OBJECTIVE: Would you pull out every line of the material that contains the string "color"?

MATERIAL FOR THE TASK:
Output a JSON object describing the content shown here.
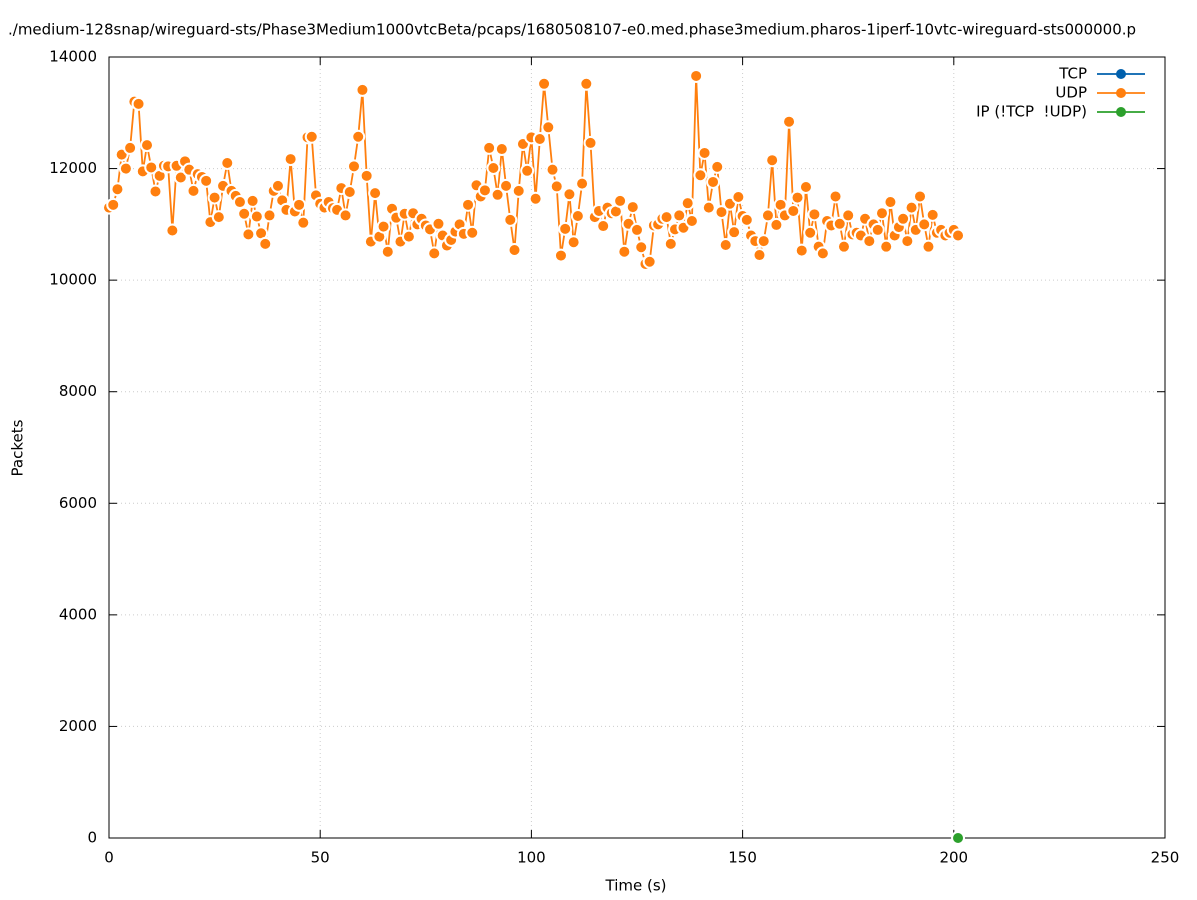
{
  "chart_data": {
    "type": "line",
    "title": "./medium-128snap/wireguard-sts/Phase3Medium1000vtcBeta/pcaps/1680508107-e0.med.phase3medium.pharos-1iperf-10vtc-wireguard-sts000000.p",
    "xlabel": "Time (s)",
    "ylabel": "Packets",
    "xlim": [
      0,
      250
    ],
    "xticks": [
      0,
      50,
      100,
      150,
      200,
      250
    ],
    "ylim": [
      0,
      14000
    ],
    "yticks": [
      0,
      2000,
      4000,
      6000,
      8000,
      10000,
      12000,
      14000
    ],
    "grid": true,
    "legend": "top-right",
    "series": [
      {
        "name": "TCP",
        "color": "#0060ad",
        "x": [],
        "values": []
      },
      {
        "name": "UDP",
        "color": "#ff7f0e",
        "x": [
          0,
          1,
          2,
          3,
          4,
          5,
          6,
          7,
          8,
          9,
          10,
          11,
          12,
          13,
          14,
          15,
          16,
          17,
          18,
          19,
          20,
          21,
          22,
          23,
          24,
          25,
          26,
          27,
          28,
          29,
          30,
          31,
          32,
          33,
          34,
          35,
          36,
          37,
          38,
          39,
          40,
          41,
          42,
          43,
          44,
          45,
          46,
          47,
          48,
          49,
          50,
          51,
          52,
          53,
          54,
          55,
          56,
          57,
          58,
          59,
          60,
          61,
          62,
          63,
          64,
          65,
          66,
          67,
          68,
          69,
          70,
          71,
          72,
          73,
          74,
          75,
          76,
          77,
          78,
          79,
          80,
          81,
          82,
          83,
          84,
          85,
          86,
          87,
          88,
          89,
          90,
          91,
          92,
          93,
          94,
          95,
          96,
          97,
          98,
          99,
          100,
          101,
          102,
          103,
          104,
          105,
          106,
          107,
          108,
          109,
          110,
          111,
          112,
          113,
          114,
          115,
          116,
          117,
          118,
          119,
          120,
          121,
          122,
          123,
          124,
          125,
          126,
          127,
          128,
          129,
          130,
          131,
          132,
          133,
          134,
          135,
          136,
          137,
          138,
          139,
          140,
          141,
          142,
          143,
          144,
          145,
          146,
          147,
          148,
          149,
          150,
          151,
          152,
          153,
          154,
          155,
          156,
          157,
          158,
          159,
          160,
          161,
          162,
          163,
          164,
          165,
          166,
          167,
          168,
          169,
          170,
          171,
          172,
          173,
          174,
          175,
          176,
          177,
          178,
          179,
          180,
          181,
          182,
          183,
          184,
          185,
          186,
          187,
          188,
          189,
          190,
          191,
          192,
          193,
          194,
          195,
          196,
          197,
          198,
          199,
          200,
          201
        ],
        "values": [
          11300,
          11350,
          11630,
          12250,
          12000,
          12370,
          13200,
          13160,
          11950,
          12420,
          12020,
          11590,
          11870,
          12050,
          12040,
          10890,
          12050,
          11840,
          12130,
          11980,
          11600,
          11900,
          11850,
          11780,
          11040,
          11480,
          11130,
          11690,
          12100,
          11600,
          11510,
          11400,
          11190,
          10820,
          11420,
          11140,
          10840,
          10650,
          11160,
          11600,
          11690,
          11430,
          11260,
          12170,
          11230,
          11350,
          11030,
          12560,
          12570,
          11520,
          11370,
          11300,
          11400,
          11290,
          11260,
          11650,
          11160,
          11580,
          12040,
          12570,
          13410,
          11870,
          10690,
          11560,
          10780,
          10960,
          10510,
          11280,
          11120,
          10690,
          11190,
          10780,
          11200,
          11000,
          11100,
          10980,
          10910,
          10480,
          11010,
          10800,
          10620,
          10720,
          10870,
          11000,
          10830,
          11350,
          10850,
          11700,
          11500,
          11610,
          12370,
          12010,
          11530,
          12350,
          11690,
          11080,
          10540,
          11600,
          12440,
          11960,
          12560,
          11460,
          12530,
          13520,
          12740,
          11980,
          11680,
          10440,
          10920,
          11540,
          10680,
          11150,
          11730,
          13520,
          12460,
          11130,
          11240,
          10970,
          11300,
          11200,
          11230,
          11420,
          10510,
          11010,
          11310,
          10900,
          10590,
          10290,
          10330,
          10980,
          11000,
          11100,
          11130,
          10650,
          10910,
          11160,
          10940,
          11380,
          11060,
          13660,
          11880,
          12280,
          11300,
          11760,
          12030,
          11220,
          10630,
          11370,
          10860,
          11490,
          11150,
          11080,
          10800,
          10700,
          10450,
          10700,
          11160,
          12150,
          10990,
          11350,
          11160,
          12840,
          11240,
          11480,
          10530,
          11670,
          10850,
          11180,
          10600,
          10480,
          11060,
          10980,
          11500,
          11010,
          10600,
          11160,
          10820,
          10850,
          10800,
          11100,
          10700,
          11000,
          10900,
          11200,
          10600,
          11400,
          10800,
          10950,
          11100,
          10700,
          11300,
          10900,
          11500,
          11000,
          10600,
          11170,
          10850,
          10900,
          10800,
          10850,
          10900,
          10800
        ]
      },
      {
        "name": "IP (!TCP  !UDP)",
        "color": "#2ca02c",
        "x": [
          201
        ],
        "values": [
          0
        ]
      }
    ]
  }
}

THE OUTPUT:
        "color": "#0060ad",
        "color": "#ff7f0e",
        "color": "#2ca02c",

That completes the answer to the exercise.